(PROBLEM): The entries that follow should be written out exactly.

(RECORDS SUPPLIED):
***

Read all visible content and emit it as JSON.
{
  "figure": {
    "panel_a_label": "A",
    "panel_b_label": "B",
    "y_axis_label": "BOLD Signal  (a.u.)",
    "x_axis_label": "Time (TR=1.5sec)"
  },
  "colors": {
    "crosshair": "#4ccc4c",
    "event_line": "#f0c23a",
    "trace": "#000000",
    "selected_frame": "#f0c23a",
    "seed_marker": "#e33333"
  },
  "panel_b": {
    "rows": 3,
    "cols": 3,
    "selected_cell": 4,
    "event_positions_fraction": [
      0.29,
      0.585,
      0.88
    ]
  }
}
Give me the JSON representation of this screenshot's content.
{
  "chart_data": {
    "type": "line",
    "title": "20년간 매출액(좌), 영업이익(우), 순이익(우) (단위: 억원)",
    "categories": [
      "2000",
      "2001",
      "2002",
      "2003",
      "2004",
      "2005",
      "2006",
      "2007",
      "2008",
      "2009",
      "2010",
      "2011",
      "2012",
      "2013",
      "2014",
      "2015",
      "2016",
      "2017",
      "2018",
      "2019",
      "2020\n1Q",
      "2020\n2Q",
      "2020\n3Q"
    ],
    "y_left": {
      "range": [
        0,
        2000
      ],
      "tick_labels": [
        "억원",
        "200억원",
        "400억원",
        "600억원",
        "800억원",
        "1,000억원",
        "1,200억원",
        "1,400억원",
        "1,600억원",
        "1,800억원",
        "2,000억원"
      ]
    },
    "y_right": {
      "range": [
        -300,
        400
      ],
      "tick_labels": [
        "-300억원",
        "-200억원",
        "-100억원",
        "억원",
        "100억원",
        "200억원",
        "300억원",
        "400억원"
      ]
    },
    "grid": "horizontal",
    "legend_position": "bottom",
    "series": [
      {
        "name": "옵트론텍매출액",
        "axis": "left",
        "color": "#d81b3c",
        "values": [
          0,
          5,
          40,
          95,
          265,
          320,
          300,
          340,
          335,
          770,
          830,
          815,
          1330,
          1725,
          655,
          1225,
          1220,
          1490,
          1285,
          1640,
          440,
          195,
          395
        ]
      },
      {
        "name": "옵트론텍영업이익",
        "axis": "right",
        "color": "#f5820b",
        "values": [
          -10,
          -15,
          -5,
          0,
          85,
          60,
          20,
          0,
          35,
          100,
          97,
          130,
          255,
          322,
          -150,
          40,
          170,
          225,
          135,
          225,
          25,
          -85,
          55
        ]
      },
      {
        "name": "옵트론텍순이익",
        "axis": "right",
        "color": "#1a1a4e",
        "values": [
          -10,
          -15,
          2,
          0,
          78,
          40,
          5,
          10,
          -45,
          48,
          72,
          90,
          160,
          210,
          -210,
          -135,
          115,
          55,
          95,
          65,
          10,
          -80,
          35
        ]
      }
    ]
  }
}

***

(EXPECTED OUTPUT):
Read all visible content and emit it as JSON.
{
  "figure": {
    "panel_a_label": "A",
    "panel_b_label": "B",
    "y_axis_label": "BOLD Signal  (a.u.)",
    "x_axis_label": "Time (TR=1.5sec)"
  },
  "colors": {
    "crosshair": "#4ccc4c",
    "event_line": "#f0c23a",
    "trace": "#000000",
    "selected_frame": "#f0c23a",
    "seed_marker": "#e33333"
  },
  "panel_b": {
    "rows": 3,
    "cols": 3,
    "selected_cell": 4,
    "event_positions_fraction": [
      0.29,
      0.585,
      0.88
    ]
  }
}
Give me the JSON representation of this screenshot's content.
{
  "chart_data": {
    "type": "line",
    "title": "20년간 매출액(좌), 영업이익(우), 순이익(우) (단위: 억원)",
    "categories": [
      "2000",
      "2001",
      "2002",
      "2003",
      "2004",
      "2005",
      "2006",
      "2007",
      "2008",
      "2009",
      "2010",
      "2011",
      "2012",
      "2013",
      "2014",
      "2015",
      "2016",
      "2017",
      "2018",
      "2019",
      "2020\n1Q",
      "2020\n2Q",
      "2020\n3Q"
    ],
    "y_left": {
      "range": [
        0,
        2000
      ],
      "tick_labels": [
        "억원",
        "200억원",
        "400억원",
        "600억원",
        "800억원",
        "1,000억원",
        "1,200억원",
        "1,400억원",
        "1,600억원",
        "1,800억원",
        "2,000억원"
      ]
    },
    "y_right": {
      "range": [
        -300,
        400
      ],
      "tick_labels": [
        "-300억원",
        "-200억원",
        "-100억원",
        "억원",
        "100억원",
        "200억원",
        "300억원",
        "400억원"
      ]
    },
    "grid": "horizontal",
    "legend_position": "bottom",
    "series": [
      {
        "name": "옵트론텍매출액",
        "axis": "left",
        "color": "#d81b3c",
        "values": [
          0,
          5,
          40,
          95,
          265,
          320,
          300,
          340,
          335,
          770,
          830,
          815,
          1330,
          1725,
          655,
          1225,
          1220,
          1490,
          1285,
          1640,
          440,
          195,
          395
        ]
      },
      {
        "name": "옵트론텍영업이익",
        "axis": "right",
        "color": "#f5820b",
        "values": [
          -10,
          -15,
          -5,
          0,
          85,
          60,
          20,
          0,
          35,
          100,
          97,
          130,
          255,
          322,
          -150,
          40,
          170,
          225,
          135,
          225,
          25,
          -85,
          55
        ]
      },
      {
        "name": "옵트론텍순이익",
        "axis": "right",
        "color": "#1a1a4e",
        "values": [
          -10,
          -15,
          2,
          0,
          78,
          40,
          5,
          10,
          -45,
          48,
          72,
          90,
          160,
          210,
          -210,
          -135,
          115,
          55,
          95,
          65,
          10,
          -80,
          35
        ]
      }
    ]
  }
}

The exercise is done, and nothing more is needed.